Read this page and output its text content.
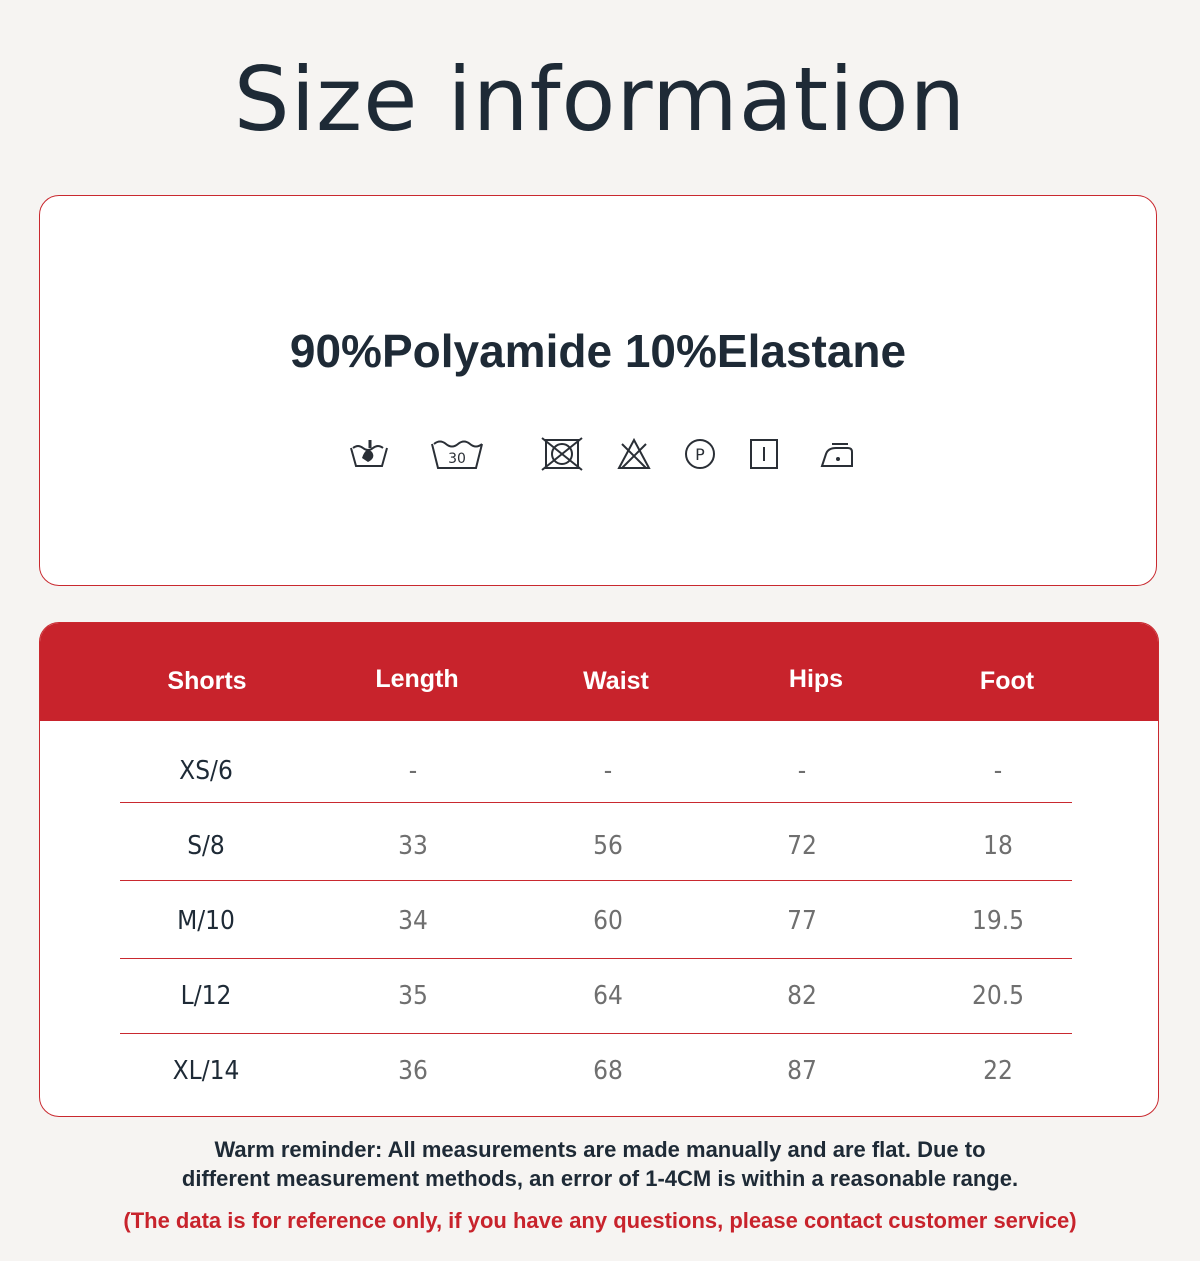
Size information
90%Polyamide 10%Elastane
30	P
Shorts	Length	Waist	Hips	Foot
XS/6	-	-	-	-
S/8	33	56	72	18
M/10	34	60	77	19.5
L/12	35	64	82	20.5
XL/14	36	68	87	22
Warm reminder: All measurements are made manually and are flat. Due to
different measurement methods, an error of 1-4CM is within a reasonable range.
(The data is for reference only, if you have any questions, please contact customer service)
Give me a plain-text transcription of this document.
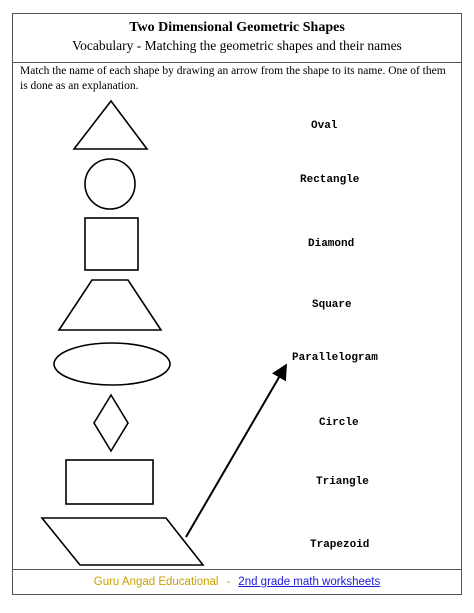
Two Dimensional Geometric Shapes
Vocabulary - Matching the geometric shapes and their names
Match the name of each shape by drawing an arrow from the shape to its name. One of them is done as an explanation.
Oval
Rectangle
Diamond
Square
Parallelogram
Circle
Triangle
Trapezoid
Guru Angad Educational - 2nd grade math worksheets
══════
→ WHAT TO PRODUCE: Skip the images and write out the rest of the listing exactly.

→ THE SOLUTION:
Read this page and output its text content.
Size information
90%Polyamide 10%Elastane
30	P
Shorts	Length	Waist	Hips	Foot
XS/6	-	-	-	-
S/8	33	56	72	18
M/10	34	60	77	19.5
L/12	35	64	82	20.5
XL/14	36	68	87	22
Warm reminder: All measurements are made manually and are flat. Due to
different measurement methods, an error of 1-4CM is within a reasonable range.
(The data is for reference only, if you have any questions, please contact customer service)
Give me a plain-text transcription of this document.
Two Dimensional Geometric Shapes
Vocabulary - Matching the geometric shapes and their names
Match the name of each shape by drawing an arrow from the shape to its name. One of them is done as an explanation.
Oval
Rectangle
Diamond
Square
Parallelogram
Circle
Triangle
Trapezoid
Guru Angad Educational - 2nd grade math worksheets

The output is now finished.